The Norfolk, where we were to stay overnight, is possibly the most legendary hotel in East Africa, built in 1904 by Maj. C. G. R. Ringer. Its guest list since then would seem to include just about everybody accounted for in
Burke’s Peerage,
as well as Teddy Roosevelt and his son Kermit, Isak Dinesen (Karen Blixen), author of the classic
Out of Africa,
Winston Churchill, and, of course, Mr. Hemingway. Abraham Brock, who arrived from South Africa in 1903, when the lands of the Great Rift Valley were proposed as a projected colony for Jewish
settlement—a new Canaan that was just not to be—bought the hotel in 1927. It was now part of the Brock chain, which included Treetops, the Lake Baringo Club, and seven other hotels and lodges. Brock was reported to have played a crucial role in the celebrated Israeli raid on Entebbe airport, in 1976, which liberated Israeli captives who had been on a plane hijacked by the PLO. It was said that he was the one who negotiated refuelling rights in Kenya for the Israeli special forces, en route to Uganda.

There was no need, incidentally, to fret about safari suits. Once installed at the Norfolk, we hurried over to Colpro, a shop on Kimathi Street run by enterprising Indians, where we were equipped with the appropriate cotton safari suits, very reasonably priced, and altered within a couple of hours.

The churning streets of downtown Nairobi teem with persistent hawkers of ugly, factory-made souvenirs. Shoeshine boys lie in wait everywhere. Possibly the only place where you can safely buy authentic indigenous jewellery and artifacts is at the government-run African Heritage, a handsome shop. We paused there so that Florence could select some things for our children. Her modest purchases in hand, she was boorishly thrust aside from the cash-register counter by burly American secret service men, as then vice-president George Bush laid out his collection of spears and shields and masks. The elegant black woman clerk toted up the items and handed Bush a considerable bill. “I’m the vice-president of the United States,” said Bush. “Don’t I get a discount?”

“No, you don’t,” she replied.

From African Heritage, it was only a short stroll to the famous Thorn Tree Bar at the New Stanley Hotel, an obligatory stop, even if you pass on the impala stew. Ensconced on the terrace, I asked a settler at a neighbouring table about the abortive airforce-led coup of last August 1. “What, in fact, happened to the air force?”

“They were, um, disbanded.”

“Do you mean…liquidated?”

“Quite.”

Kenya, independent since 1963, is a one-party state with a population of some fifteen million, maybe fifty thousand of them white. The autocratic successor to the great Jomo Kenyatta, President Daniel arap Moi was staunchly supported by the local press in 1982. On November 13, the page-one headline in the
Daily Nation
proclaimed,
“THUGS IN POLLS RACE, SAY MOI”:

“Some political
majambazi
[thugs] have joined the race for the Nakuru North parliamentary seat,” President Moi said yesterday.
**********
> **Exercise brief**
Print the Nairobi passage word for word, starting with "There was no" and going on through "couple of hours.". Rely on nothing but the Nairobi passage above.

Extracted records:
**********
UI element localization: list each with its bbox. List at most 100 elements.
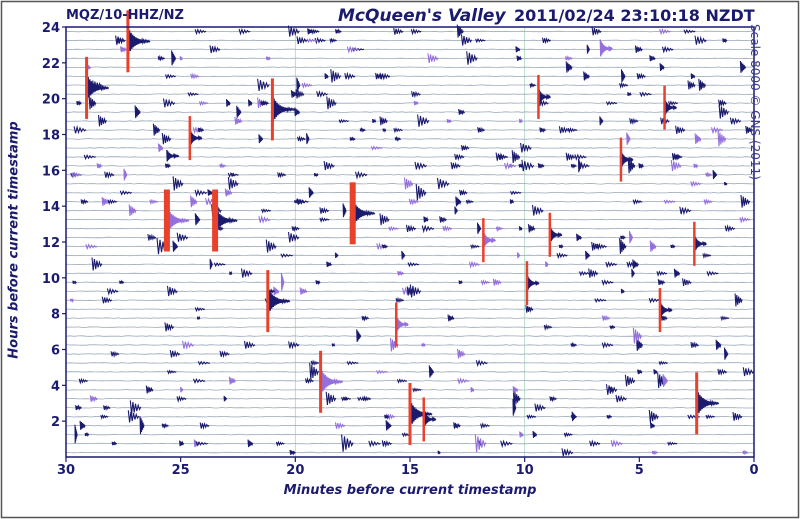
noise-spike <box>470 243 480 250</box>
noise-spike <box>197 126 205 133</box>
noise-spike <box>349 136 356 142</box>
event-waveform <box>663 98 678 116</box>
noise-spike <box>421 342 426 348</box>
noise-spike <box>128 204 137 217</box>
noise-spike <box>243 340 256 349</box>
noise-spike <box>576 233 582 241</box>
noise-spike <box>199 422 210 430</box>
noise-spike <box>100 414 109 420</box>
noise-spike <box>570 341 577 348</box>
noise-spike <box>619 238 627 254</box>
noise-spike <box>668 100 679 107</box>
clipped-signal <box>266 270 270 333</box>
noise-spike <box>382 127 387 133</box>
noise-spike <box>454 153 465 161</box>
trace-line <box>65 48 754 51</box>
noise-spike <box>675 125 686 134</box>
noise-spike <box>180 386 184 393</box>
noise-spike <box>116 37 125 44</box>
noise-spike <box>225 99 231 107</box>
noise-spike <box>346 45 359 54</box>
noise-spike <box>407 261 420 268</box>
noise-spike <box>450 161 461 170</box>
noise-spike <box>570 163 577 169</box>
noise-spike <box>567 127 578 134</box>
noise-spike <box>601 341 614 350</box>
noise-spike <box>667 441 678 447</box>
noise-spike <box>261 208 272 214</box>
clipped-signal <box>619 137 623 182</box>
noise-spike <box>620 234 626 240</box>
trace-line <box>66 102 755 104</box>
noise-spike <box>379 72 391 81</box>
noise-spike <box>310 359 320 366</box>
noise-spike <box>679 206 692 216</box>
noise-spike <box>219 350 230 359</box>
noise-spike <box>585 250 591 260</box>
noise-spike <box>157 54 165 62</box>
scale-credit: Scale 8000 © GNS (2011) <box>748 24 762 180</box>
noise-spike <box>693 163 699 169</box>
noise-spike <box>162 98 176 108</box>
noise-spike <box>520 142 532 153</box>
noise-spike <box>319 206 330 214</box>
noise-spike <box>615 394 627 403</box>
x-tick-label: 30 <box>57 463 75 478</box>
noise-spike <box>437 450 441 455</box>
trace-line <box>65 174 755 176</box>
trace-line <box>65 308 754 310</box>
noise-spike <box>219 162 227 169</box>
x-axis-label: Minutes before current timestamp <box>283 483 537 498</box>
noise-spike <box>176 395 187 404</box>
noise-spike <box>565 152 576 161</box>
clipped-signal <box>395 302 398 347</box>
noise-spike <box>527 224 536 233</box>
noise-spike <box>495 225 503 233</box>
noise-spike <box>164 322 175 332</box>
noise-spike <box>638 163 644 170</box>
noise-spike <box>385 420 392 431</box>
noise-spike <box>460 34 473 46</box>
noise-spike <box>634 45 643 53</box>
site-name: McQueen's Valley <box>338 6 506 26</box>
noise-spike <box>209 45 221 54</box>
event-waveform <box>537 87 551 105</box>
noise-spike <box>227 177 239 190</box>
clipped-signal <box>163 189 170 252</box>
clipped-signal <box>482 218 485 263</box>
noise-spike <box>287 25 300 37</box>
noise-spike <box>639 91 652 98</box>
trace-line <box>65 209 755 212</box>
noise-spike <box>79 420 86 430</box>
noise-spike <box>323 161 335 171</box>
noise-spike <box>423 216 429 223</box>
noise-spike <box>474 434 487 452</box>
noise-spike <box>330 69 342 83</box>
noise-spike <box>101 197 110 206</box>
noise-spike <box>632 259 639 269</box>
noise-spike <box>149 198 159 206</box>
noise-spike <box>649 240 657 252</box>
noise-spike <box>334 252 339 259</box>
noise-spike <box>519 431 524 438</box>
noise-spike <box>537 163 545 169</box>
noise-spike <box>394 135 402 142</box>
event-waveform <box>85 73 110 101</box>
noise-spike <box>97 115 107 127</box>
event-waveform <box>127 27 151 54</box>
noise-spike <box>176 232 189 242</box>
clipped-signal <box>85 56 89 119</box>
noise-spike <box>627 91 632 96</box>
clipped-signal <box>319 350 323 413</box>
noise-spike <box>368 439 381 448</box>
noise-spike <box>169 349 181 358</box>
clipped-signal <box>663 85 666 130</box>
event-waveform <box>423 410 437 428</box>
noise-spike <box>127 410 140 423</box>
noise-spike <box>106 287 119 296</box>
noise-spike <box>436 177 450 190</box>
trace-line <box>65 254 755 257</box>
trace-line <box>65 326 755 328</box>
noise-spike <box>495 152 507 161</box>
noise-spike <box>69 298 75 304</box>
**********
> **Task response**
There was no need, incidentally, to fret about safari suits. Once installed at the Norfolk, we hurried over to Colpro, a shop on Kimathi Street run by enterprising Indians, where we were equipped with the appropriate cotton safari suits, very reasonably priced, and altered within a couple of hours.